§ EXERCISE OBJECTIVE: Transcribe each record exactly. Include every one.

§ INPUT:
_____
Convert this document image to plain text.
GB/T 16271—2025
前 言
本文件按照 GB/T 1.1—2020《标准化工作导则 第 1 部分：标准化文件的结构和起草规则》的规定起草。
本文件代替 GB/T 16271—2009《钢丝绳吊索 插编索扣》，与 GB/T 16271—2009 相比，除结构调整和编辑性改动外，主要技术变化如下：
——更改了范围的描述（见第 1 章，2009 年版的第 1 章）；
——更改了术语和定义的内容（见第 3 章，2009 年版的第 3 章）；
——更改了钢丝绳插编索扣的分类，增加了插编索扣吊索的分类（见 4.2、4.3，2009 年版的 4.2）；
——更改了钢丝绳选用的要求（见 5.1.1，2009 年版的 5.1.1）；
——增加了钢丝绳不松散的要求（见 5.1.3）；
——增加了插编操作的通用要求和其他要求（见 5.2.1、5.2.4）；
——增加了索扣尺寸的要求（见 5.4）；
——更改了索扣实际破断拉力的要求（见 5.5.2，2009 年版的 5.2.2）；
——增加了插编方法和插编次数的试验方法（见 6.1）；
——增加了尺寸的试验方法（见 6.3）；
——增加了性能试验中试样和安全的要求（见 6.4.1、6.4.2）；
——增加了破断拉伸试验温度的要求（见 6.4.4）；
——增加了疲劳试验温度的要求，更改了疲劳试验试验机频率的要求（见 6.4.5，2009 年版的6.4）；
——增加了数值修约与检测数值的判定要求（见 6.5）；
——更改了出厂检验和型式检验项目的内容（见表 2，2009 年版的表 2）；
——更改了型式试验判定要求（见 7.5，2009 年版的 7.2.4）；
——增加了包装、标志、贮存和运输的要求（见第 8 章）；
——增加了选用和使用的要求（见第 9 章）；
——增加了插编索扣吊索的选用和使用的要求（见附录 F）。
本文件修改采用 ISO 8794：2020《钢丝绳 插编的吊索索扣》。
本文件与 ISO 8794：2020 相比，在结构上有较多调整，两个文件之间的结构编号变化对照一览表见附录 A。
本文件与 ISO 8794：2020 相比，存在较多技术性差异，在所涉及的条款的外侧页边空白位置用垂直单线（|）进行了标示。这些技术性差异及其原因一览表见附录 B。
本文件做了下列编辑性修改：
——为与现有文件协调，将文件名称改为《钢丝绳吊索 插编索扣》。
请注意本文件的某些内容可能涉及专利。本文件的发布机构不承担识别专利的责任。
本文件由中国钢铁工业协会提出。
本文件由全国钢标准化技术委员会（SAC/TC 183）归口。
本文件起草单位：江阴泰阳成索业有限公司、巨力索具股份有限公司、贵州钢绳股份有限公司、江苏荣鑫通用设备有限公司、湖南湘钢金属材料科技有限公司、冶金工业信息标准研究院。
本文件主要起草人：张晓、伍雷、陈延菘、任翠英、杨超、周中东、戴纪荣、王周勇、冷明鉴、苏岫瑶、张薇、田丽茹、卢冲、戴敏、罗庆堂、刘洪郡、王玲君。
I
_____
§ THE COMPLETED TASK:
Convert this document image to plain text.
GB/T 16271—2025
前 言
本文件按照 GB/T 1.1—2020《标准化工作导则 第 1 部分：标准化文件的结构和起草规则》的规定起草。
本文件代替 GB/T 16271—2009《钢丝绳吊索 插编索扣》，与 GB/T 16271—2009 相比，除结构调整和编辑性改动外，主要技术变化如下：
——更改了范围的描述（见第 1 章，2009 年版的第 1 章）；
——更改了术语和定义的内容（见第 3 章，2009 年版的第 3 章）；
——更改了钢丝绳插编索扣的分类，增加了插编索扣吊索的分类（见 4.2、4.3，2009 年版的 4.2）；
——更改了钢丝绳选用的要求（见 5.1.1，2009 年版的 5.1.1）；
——增加了钢丝绳不松散的要求（见 5.1.3）；
——增加了插编操作的通用要求和其他要求（见 5.2.1、5.2.4）；
——增加了索扣尺寸的要求（见 5.4）；
——更改了索扣实际破断拉力的要求（见 5.5.2，2009 年版的 5.2.2）；
——增加了插编方法和插编次数的试验方法（见 6.1）；
——增加了尺寸的试验方法（见 6.3）；
——增加了性能试验中试样和安全的要求（见 6.4.1、6.4.2）；
——增加了破断拉伸试验温度的要求（见 6.4.4）；
——增加了疲劳试验温度的要求，更改了疲劳试验试验机频率的要求（见 6.4.5，2009 年版的6.4）；
——增加了数值修约与检测数值的判定要求（见 6.5）；
——更改了出厂检验和型式检验项目的内容（见表 2，2009 年版的表 2）；
——更改了型式试验判定要求（见 7.5，2009 年版的 7.2.4）；
——增加了包装、标志、贮存和运输的要求（见第 8 章）；
——增加了选用和使用的要求（见第 9 章）；
——增加了插编索扣吊索的选用和使用的要求（见附录 F）。
本文件修改采用 ISO 8794：2020《钢丝绳 插编的吊索索扣》。
本文件与 ISO 8794：2020 相比，在结构上有较多调整，两个文件之间的结构编号变化对照一览表见附录 A。
本文件与 ISO 8794：2020 相比，存在较多技术性差异，在所涉及的条款的外侧页边空白位置用垂直单线（|）进行了标示。这些技术性差异及其原因一览表见附录 B。
本文件做了下列编辑性修改：
——为与现有文件协调，将文件名称改为《钢丝绳吊索 插编索扣》。
请注意本文件的某些内容可能涉及专利。本文件的发布机构不承担识别专利的责任。
本文件由中国钢铁工业协会提出。
本文件由全国钢标准化技术委员会（SAC/TC 183）归口。
本文件起草单位：江阴泰阳成索业有限公司、巨力索具股份有限公司、贵州钢绳股份有限公司、江苏荣鑫通用设备有限公司、湖南湘钢金属材料科技有限公司、冶金工业信息标准研究院。
本文件主要起草人：张晓、伍雷、陈延菘、任翠英、杨超、周中东、戴纪荣、王周勇、冷明鉴、苏岫瑶、张薇、田丽茹、卢冲、戴敏、罗庆堂、刘洪郡、王玲君。
I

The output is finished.